Begin

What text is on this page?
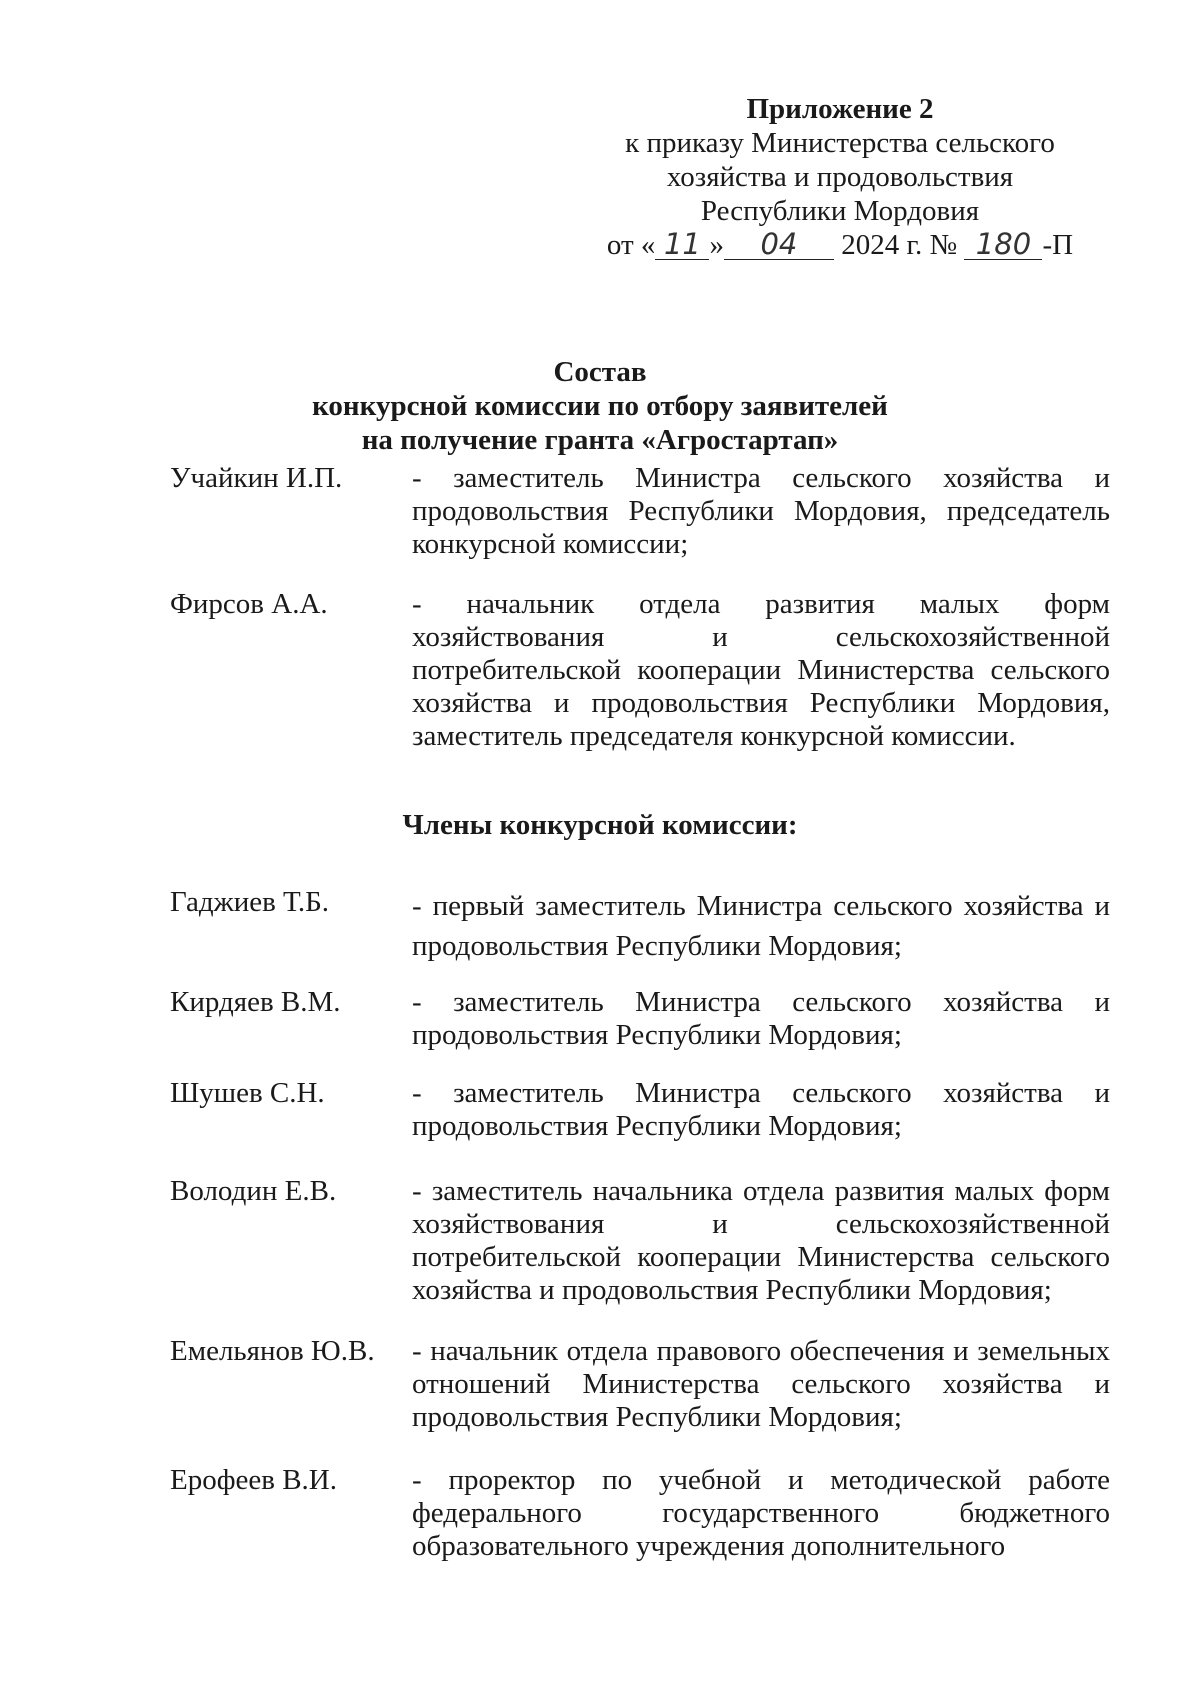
Приложение 2
к приказу Министерства сельского
хозяйства и продовольствия
Республики Мордовия
от « 11 » 04 2024 г. № 180 -П
Состав
конкурсной комиссии по отбору заявителей
на получение гранта «Агростартап»
Учайкин И.П. - заместитель Министра сельского хозяйства и продовольствия Республики Мордовия, председатель конкурсной комиссии;
Фирсов А.А.	- начальник отдела развития малых форм хозяйствования и сельскохозяйственной потребительской кооперации Министерства сельского хозяйства и продовольствия Республики Мордовия, заместитель председателя конкурсной комиссии.
Члены конкурсной комиссии:
Гаджиев Т.Б.	- первый заместитель Министра сельского хозяйства и продовольствия Республики Мордовия;
Кирдяев В.М. - заместитель Министра сельского хозяйства и продовольствия Республики Мордовия;
Шушев С.Н.	- заместитель Министра сельского хозяйства и продовольствия Республики Мордовия;
Володин Е.В.	- заместитель начальника отдела развития малых форм хозяйствования и сельскохозяйственной потребительской кооперации Министерства сельского хозяйства и продовольствия Республики Мордовия;
Емельянов Ю.В. - начальник отдела правового обеспечения и земельных отношений Министерства сельского хозяйства и продовольствия Республики Мордовия;
Ерофеев В.И.	- проректор по учебной и методической работе федерального государственного бюджетного образовательного учреждения дополнительного
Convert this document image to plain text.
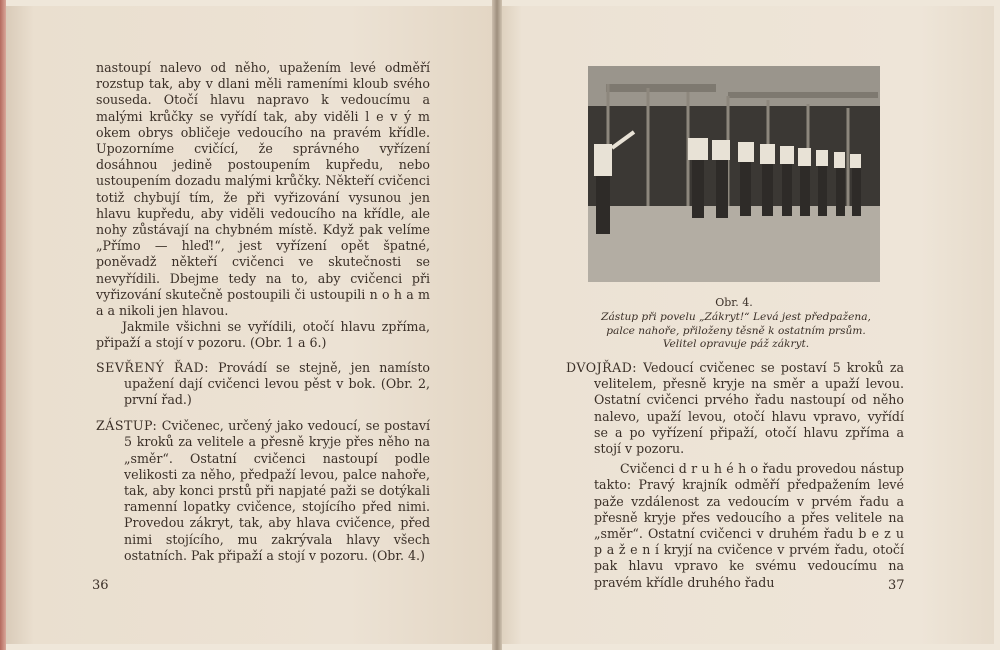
nastoupí nalevo od něho, upažením levé odměří rozstup tak, aby v dlani měli rameními kloub svého souseda. Otočí hlavu napravo k vedoucímu a malými krůčky se vyřídí tak, aby viděli l e v ý m okem obrys obličeje vedoucího na pravém křídle. Upozorníme cvičící, že správného vyřízení dosáhnou jedině postoupením kupředu, nebo ustoupením dozadu malými krůčky. Někteří cvičenci totiž chybují tím, že při vyřizování vysunou jen hlavu kupředu, aby viděli vedoucího na křídle, ale nohy zůstávají na chybném místě. Když pak velíme „Přímo — hleď!“, jest vyřízení opět špatné, poněvadž někteří cvičenci ve skutečnosti se nevyřídili. Dbejme tedy na to, aby cvičenci při vyřizování skutečně postoupili či ustoupili n o h a m a a nikoli jen hlavou.

Jakmile všichni se vyřídili, otočí hlavu zpříma, připaží a stojí v pozoru. (Obr. 1 a 6.)

SEVŘENÝ ŘAD: Provádí se stejně, jen namísto upažení dají cvičenci levou pěst v bok. (Obr. 2, první řad.)

ZÁSTUP: Cvičenec, určený jako vedoucí, se postaví 5 kroků za velitele a přesně kryje přes něho na „směr“. Ostatní cvičenci nastoupí podle velikosti za něho, předpaží levou, palce nahoře, tak, aby konci prstů při napjaté paži se dotýkali ramenní lopatky cvičence, stojícího před nimi. Provedou zákryt, tak, aby hlava cvičence, před nimi stojícího, mu zakrývala hlavy všech ostatních. Pak připaží a stojí v pozoru. (Obr. 4.)

36
Obr. 4.
Zástup při povelu „Zákryt!“ Levá jest předpažena, palce nahoře, přiloženy těsně k ostatním prsům. Velitel opravuje páž zákryt.

DVOJŘAD: Vedoucí cvičenec se postaví 5 kroků za velitelem, přesně kryje na směr a upaží levou. Ostatní cvičenci prvého řadu nastoupí od něho nalevo, upaží levou, otočí hlavu vpravo, vyřídí se a po vyřízení připaží, otočí hlavu zpříma a stojí v pozoru.

Cvičenci d r u h é h o řadu provedou nástup takto: Pravý krajník odměří předpažením levé paže vzdálenost za vedoucím v prvém řadu a přesně kryje přes vedoucího a přes velitele na „směr“. Ostatní cvičenci v druhém řadu b e z u p a ž e n í kryjí na cvičence v prvém řadu, otočí pak hlavu vpravo ke svému vedoucímu na pravém křídle druhého řadu	37
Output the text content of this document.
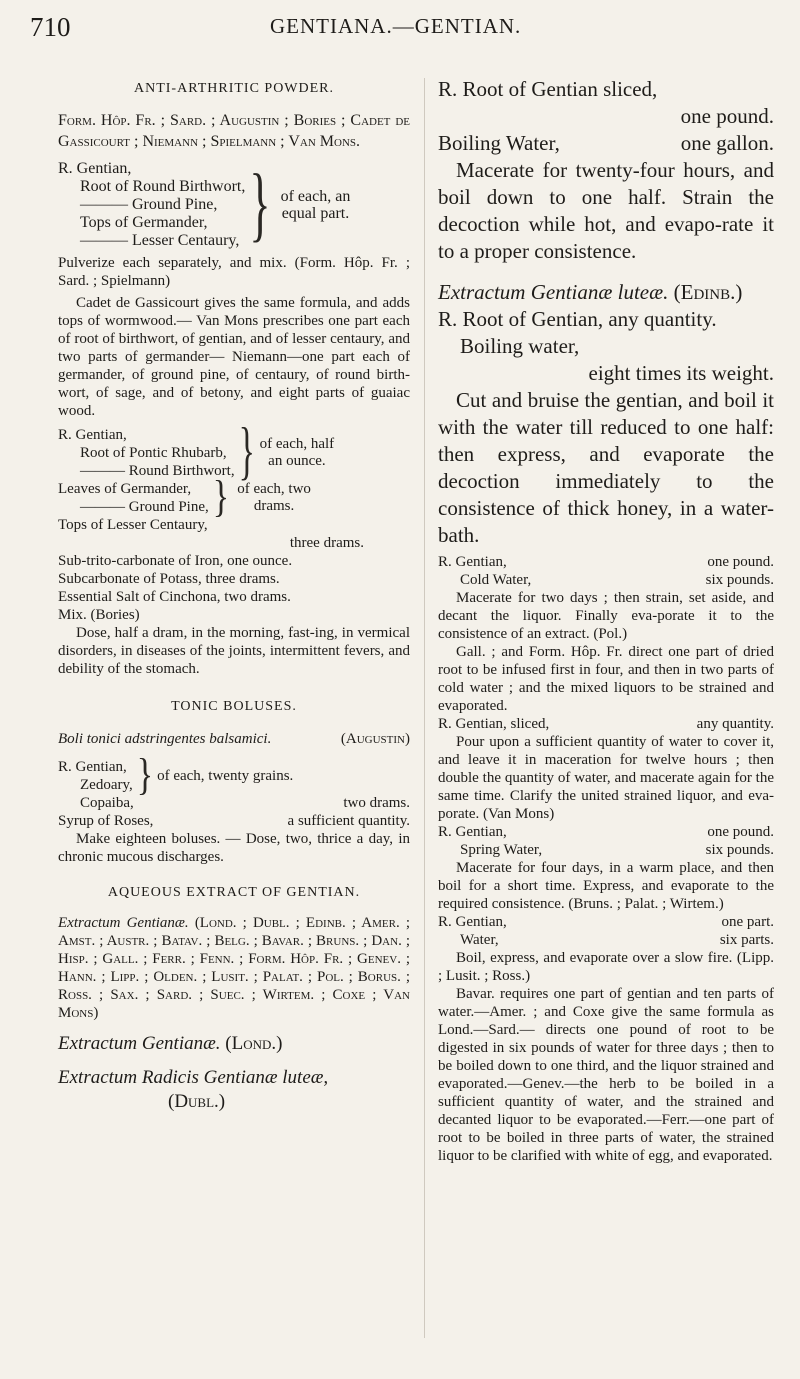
710	GENTIANA.—GENTIAN.
ANTI-ARTHRITIC POWDER.

Form. Hôp. Fr. ; Sard. ; Augustin ; Bories ; Cadet de Gassicourt ; Niemann ; Spielmann ; Van Mons.

R. Gentian,
Root of Round Birthwort,
——— Ground Pine,
Tops of Germander,
——— Lesser Centaury, } of each, an equal part.

Pulverize each separately, and mix. (Form. Hôp. Fr. ; Sard. ; Spielmann)

Cadet de Gassicourt gives the same formula, and adds tops of wormwood.— Van Mons prescribes one part each of root of birthwort, of gentian, and of lesser centaury, and two parts of germander— Niemann—one part each of germander, of ground pine, of centaury, of round birth-wort, of sage, and of betony, and eight parts of guaiac wood.

R. Gentian,
Root of Pontic Rhubarb,
——— Round Birthwort, } of each, half an ounce.
Leaves of Germander,
——— Ground Pine, } of each, two drams.
Tops of Lesser Centaury,
three drams.
Sub-trito-carbonate of Iron, one ounce.
Subcarbonate of Potass, three drams.
Essential Salt of Cinchona, two drams.
Mix. (Bories)

Dose, half a dram, in the morning, fast-ing, in vermical disorders, in diseases of the joints, intermittent fevers, and debility of the stomach.

TONIC BOLUSES.
Boli tonici adstringentes balsamici.	(Augustin)
R. Gentian,
Zedoary, } of each, twenty grains.
Copaiba,	two drams.
Syrup of Roses,	a sufficient quantity.

Make eighteen boluses. — Dose, two, thrice a day, in chronic mucous discharges.

AQUEOUS EXTRACT OF GENTIAN.

Extractum Gentianæ. (Lond. ; Dubl. ; Edinb. ; Amer. ; Amst. ; Austr. ; Batav. ; Belg. ; Bavar. ; Bruns. ; Dan. ; Hisp. ; Gall. ; Ferr. ; Fenn. ; Form. Hôp. Fr. ; Genev. ; Hann. ; Lipp. ; Olden. ; Lusit. ; Palat. ; Pol. ; Borus. ; Ross. ; Sax. ; Sard. ; Suec. ; Wirtem. ; Coxe ; Van Mons)

Extractum Gentianæ. (Lond.)
Extractum Radicis Gentianæ luteæ,
(Dubl.)
R. Root of Gentian sliced,
one pound.
Boiling Water,	one gallon.

Macerate for twenty-four hours, and boil down to one half. Strain the decoction while hot, and evapo-rate it to a proper consistence.

Extractum Gentianæ luteæ. (Edinb.)
R. Root of Gentian, any quantity.
Boiling water,
eight times its weight.

Cut and bruise the gentian, and boil it with the water till reduced to one half: then express, and evaporate the decoction immediately to the consistence of thick honey, in a water-bath.

R. Gentian,	one pound.
Cold Water,	six pounds.

Macerate for two days ; then strain, set aside, and decant the liquor. Finally eva-porate it to the consistence of an extract. (Pol.)

Gall. ; and Form. Hôp. Fr. direct one part of dried root to be infused first in four, and then in two parts of cold water ; and the mixed liquors to be strained and evaporated.

R. Gentian, sliced,	any quantity.

Pour upon a sufficient quantity of water to cover it, and leave it in maceration for twelve hours ; then double the quantity of water, and macerate again for the same time. Clarify the united strained liquor, and eva-porate. (Van Mons)

R. Gentian,	one pound.
Spring Water,	six pounds.

Macerate for four days, in a warm place, and then boil for a short time. Express, and evaporate to the required consistence. (Bruns. ; Palat. ; Wirtem.)

R. Gentian,	one part.
Water,	six parts.

Boil, express, and evaporate over a slow fire. (Lipp. ; Lusit. ; Ross.)

Bavar. requires one part of gentian and ten parts of water.—Amer. ; and Coxe give the same formula as Lond.—Sard.— directs one pound of root to be digested in six pounds of water for three days ; then to be boiled down to one third, and the liquor strained and evaporated.—Genev.—the herb to be boiled in a sufficient quantity of water, and the strained and decanted liquor to be evaporated.—Ferr.—one part of root to be boiled in three parts of water, the strained liquor to be clarified with white of egg, and evaporated.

End

## What to work on
Without including any picture, retype the entries exactly.

## Task result
What text is on this page?
Приложение 2
к приказу Министерства сельского
хозяйства и продовольствия
Республики Мордовия
от « 11 » 04 2024 г. № 180 -П
Состав
конкурсной комиссии по отбору заявителей
на получение гранта «Агростартап»
Учайкин И.П. - заместитель Министра сельского хозяйства и продовольствия Республики Мордовия, председатель конкурсной комиссии;
Фирсов А.А.	- начальник отдела развития малых форм хозяйствования и сельскохозяйственной потребительской кооперации Министерства сельского хозяйства и продовольствия Республики Мордовия, заместитель председателя конкурсной комиссии.
Члены конкурсной комиссии:
Гаджиев Т.Б.	- первый заместитель Министра сельского хозяйства и продовольствия Республики Мордовия;
Кирдяев В.М. - заместитель Министра сельского хозяйства и продовольствия Республики Мордовия;
Шушев С.Н.	- заместитель Министра сельского хозяйства и продовольствия Республики Мордовия;
Володин Е.В.	- заместитель начальника отдела развития малых форм хозяйствования и сельскохозяйственной потребительской кооперации Министерства сельского хозяйства и продовольствия Республики Мордовия;
Емельянов Ю.В. - начальник отдела правового обеспечения и земельных отношений Министерства сельского хозяйства и продовольствия Республики Мордовия;
Ерофеев В.И.	- проректор по учебной и методической работе федерального государственного бюджетного образовательного учреждения дополнительного
Convert this document image to plain text.
nastoupí nalevo od něho, upažením levé odměří rozstup tak, aby v dlani měli rameními kloub svého souseda. Otočí hlavu napravo k vedoucímu a malými krůčky se vyřídí tak, aby viděli l e v ý m okem obrys obličeje vedoucího na pravém křídle. Upozorníme cvičící, že správného vyřízení dosáhnou jedině postoupením kupředu, nebo ustoupením dozadu malými krůčky. Někteří cvičenci totiž chybují tím, že při vyřizování vysunou jen hlavu kupředu, aby viděli vedoucího na křídle, ale nohy zůstávají na chybném místě. Když pak velíme „Přímo — hleď!“, jest vyřízení opět špatné, poněvadž někteří cvičenci ve skutečnosti se nevyřídili. Dbejme tedy na to, aby cvičenci při vyřizování skutečně postoupili či ustoupili n o h a m a a nikoli jen hlavou.

Jakmile všichni se vyřídili, otočí hlavu zpříma, připaží a stojí v pozoru. (Obr. 1 a 6.)

SEVŘENÝ ŘAD: Provádí se stejně, jen namísto upažení dají cvičenci levou pěst v bok. (Obr. 2, první řad.)

ZÁSTUP: Cvičenec, určený jako vedoucí, se postaví 5 kroků za velitele a přesně kryje přes něho na „směr“. Ostatní cvičenci nastoupí podle velikosti za něho, předpaží levou, palce nahoře, tak, aby konci prstů při napjaté paži se dotýkali ramenní lopatky cvičence, stojícího před nimi. Provedou zákryt, tak, aby hlava cvičence, před nimi stojícího, mu zakrývala hlavy všech ostatních. Pak připaží a stojí v pozoru. (Obr. 4.)

36
Obr. 4.
Zástup při povelu „Zákryt!“ Levá jest předpažena, palce nahoře, přiloženy těsně k ostatním prsům. Velitel opravuje páž zákryt.

DVOJŘAD: Vedoucí cvičenec se postaví 5 kroků za velitelem, přesně kryje na směr a upaží levou. Ostatní cvičenci prvého řadu nastoupí od něho nalevo, upaží levou, otočí hlavu vpravo, vyřídí se a po vyřízení připaží, otočí hlavu zpříma a stojí v pozoru.

Cvičenci d r u h é h o řadu provedou nástup takto: Pravý krajník odměří předpažením levé paže vzdálenost za vedoucím v prvém řadu a přesně kryje přes vedoucího a přes velitele na „směr“. Ostatní cvičenci v druhém řadu b e z u p a ž e n í kryjí na cvičence v prvém řadu, otočí pak hlavu vpravo ke svému vedoucímu na pravém křídle druhého řadu	37
Output the text content of this document.
710	GENTIANA.—GENTIAN.
ANTI-ARTHRITIC POWDER.

Form. Hôp. Fr. ; Sard. ; Augustin ; Bories ; Cadet de Gassicourt ; Niemann ; Spielmann ; Van Mons.

R. Gentian,
Root of Round Birthwort,
——— Ground Pine,
Tops of Germander,
——— Lesser Centaury, } of each, an equal part.

Pulverize each separately, and mix. (Form. Hôp. Fr. ; Sard. ; Spielmann)

Cadet de Gassicourt gives the same formula, and adds tops of wormwood.— Van Mons prescribes one part each of root of birthwort, of gentian, and of lesser centaury, and two parts of germander— Niemann—one part each of germander, of ground pine, of centaury, of round birth-wort, of sage, and of betony, and eight parts of guaiac wood.

R. Gentian,
Root of Pontic Rhubarb,
——— Round Birthwort, } of each, half an ounce.
Leaves of Germander,
——— Ground Pine, } of each, two drams.
Tops of Lesser Centaury,
three drams.
Sub-trito-carbonate of Iron, one ounce.
Subcarbonate of Potass, three drams.
Essential Salt of Cinchona, two drams.
Mix. (Bories)

Dose, half a dram, in the morning, fast-ing, in vermical disorders, in diseases of the joints, intermittent fevers, and debility of the stomach.

TONIC BOLUSES.
Boli tonici adstringentes balsamici.	(Augustin)
R. Gentian,
Zedoary, } of each, twenty grains.
Copaiba,	two drams.
Syrup of Roses,	a sufficient quantity.

Make eighteen boluses. — Dose, two, thrice a day, in chronic mucous discharges.

AQUEOUS EXTRACT OF GENTIAN.

Extractum Gentianæ. (Lond. ; Dubl. ; Edinb. ; Amer. ; Amst. ; Austr. ; Batav. ; Belg. ; Bavar. ; Bruns. ; Dan. ; Hisp. ; Gall. ; Ferr. ; Fenn. ; Form. Hôp. Fr. ; Genev. ; Hann. ; Lipp. ; Olden. ; Lusit. ; Palat. ; Pol. ; Borus. ; Ross. ; Sax. ; Sard. ; Suec. ; Wirtem. ; Coxe ; Van Mons)

Extractum Gentianæ. (Lond.)
Extractum Radicis Gentianæ luteæ,
(Dubl.)
R. Root of Gentian sliced,
one pound.
Boiling Water,	one gallon.

Macerate for twenty-four hours, and boil down to one half. Strain the decoction while hot, and evapo-rate it to a proper consistence.

Extractum Gentianæ luteæ. (Edinb.)
R. Root of Gentian, any quantity.
Boiling water,
eight times its weight.

Cut and bruise the gentian, and boil it with the water till reduced to one half: then express, and evaporate the decoction immediately to the consistence of thick honey, in a water-bath.

R. Gentian,	one pound.
Cold Water,	six pounds.

Macerate for two days ; then strain, set aside, and decant the liquor. Finally eva-porate it to the consistence of an extract. (Pol.)

Gall. ; and Form. Hôp. Fr. direct one part of dried root to be infused first in four, and then in two parts of cold water ; and the mixed liquors to be strained and evaporated.

R. Gentian, sliced,	any quantity.

Pour upon a sufficient quantity of water to cover it, and leave it in maceration for twelve hours ; then double the quantity of water, and macerate again for the same time. Clarify the united strained liquor, and eva-porate. (Van Mons)

R. Gentian,	one pound.
Spring Water,	six pounds.

Macerate for four days, in a warm place, and then boil for a short time. Express, and evaporate to the required consistence. (Bruns. ; Palat. ; Wirtem.)

R. Gentian,	one part.
Water,	six parts.

Boil, express, and evaporate over a slow fire. (Lipp. ; Lusit. ; Ross.)

Bavar. requires one part of gentian and ten parts of water.—Amer. ; and Coxe give the same formula as Lond.—Sard.— directs one pound of root to be digested in six pounds of water for three days ; then to be boiled down to one third, and the liquor strained and evaporated.—Genev.—the herb to be boiled in a sufficient quantity of water, and the strained and decanted liquor to be evaporated.—Ferr.—one part of root to be boiled in three parts of water, the strained liquor to be clarified with white of egg, and evaporated.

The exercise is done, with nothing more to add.